Repeat the records word for word, excluding any picture.

Start

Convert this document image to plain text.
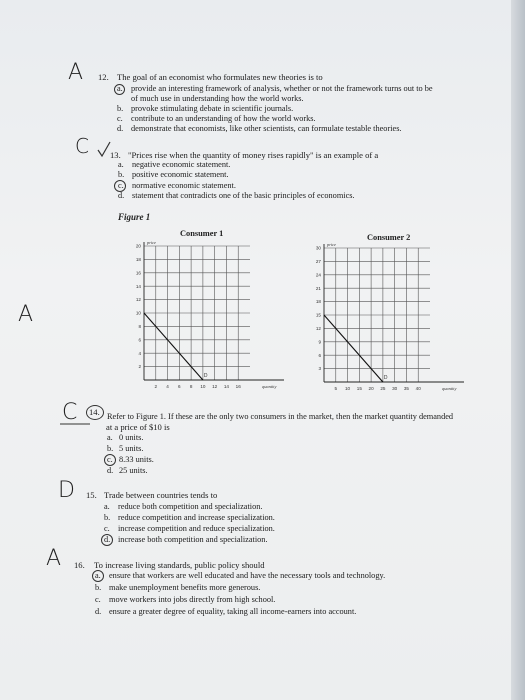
A 12. The goal of an economist who formulates new theories is to
a. provide an interesting framework of analysis, whether or not the framework turns out to be
of much use in understanding how the world works.
b. provoke stimulating debate in scientific journals.
c. contribute to an understanding of how the world works.
d. demonstrate that economists, like other scientists, can formulate testable theories.
C 13. "Prices rise when the quantity of money rises rapidly" is an example of a
a. negative economic statement.
b. positive economic statement.
c. normative economic statement.
d. statement that contradicts one of the basic principles of economics.
Figure 1
A
Consumer 1
2 4 6 8 10 12 14 16
2
4
6
8
10
12
14
16
18
20
price
quantity
D
Consumer 2
5 10 15 20 25 30 35 40
3
6
9
12
15
18
21
24
27
30
price
quantity
D
C 14. Refer to Figure 1. If these are the only two consumers in the market, then the market quantity demanded
at a price of $10 is
a. 0 units.
b. 5 units.
c. 8.33 units.
d. 25 units.
D 15. Trade between countries tends to
a. reduce both competition and specialization.
b. reduce competition and increase specialization.
c. increase competition and reduce specialization.
d. increase both competition and specialization.
A 16. To increase living standards, public policy should
a. ensure that workers are well educated and have the necessary tools and technology.
b. make unemployment benefits more generous.
c. move workers into jobs directly from high school.
d. ensure a greater degree of equality, taking all income-earners into account.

End

> Result of this exercise
Convert this document image to plain text.
A 12. The goal of an economist who formulates new theories is to
a. provide an interesting framework of analysis, whether or not the framework turns out to be
of much use in understanding how the world works.
b. provoke stimulating debate in scientific journals.
c. contribute to an understanding of how the world works.
d. demonstrate that economists, like other scientists, can formulate testable theories.
C 13. "Prices rise when the quantity of money rises rapidly" is an example of a
a. negative economic statement.
b. positive economic statement.
c. normative economic statement.
d. statement that contradicts one of the basic principles of economics.
Figure 1
A
Consumer 1
2 4 6 8 10 12 14 16
2
4
6
8
10
12
14
16
18
20
price
quantity
D
Consumer 2
5 10 15 20 25 30 35 40
3
6
9
12
15
18
21
24
27
30
price
quantity
D
C 14. Refer to Figure 1. If these are the only two consumers in the market, then the market quantity demanded
at a price of $10 is
a. 0 units.
b. 5 units.
c. 8.33 units.
d. 25 units.
D 15. Trade between countries tends to
a. reduce both competition and specialization.
b. reduce competition and increase specialization.
c. increase competition and reduce specialization.
d. increase both competition and specialization.
A 16. To increase living standards, public policy should
a. ensure that workers are well educated and have the necessary tools and technology.
b. make unemployment benefits more generous.
c. move workers into jobs directly from high school.
d. ensure a greater degree of equality, taking all income-earners into account.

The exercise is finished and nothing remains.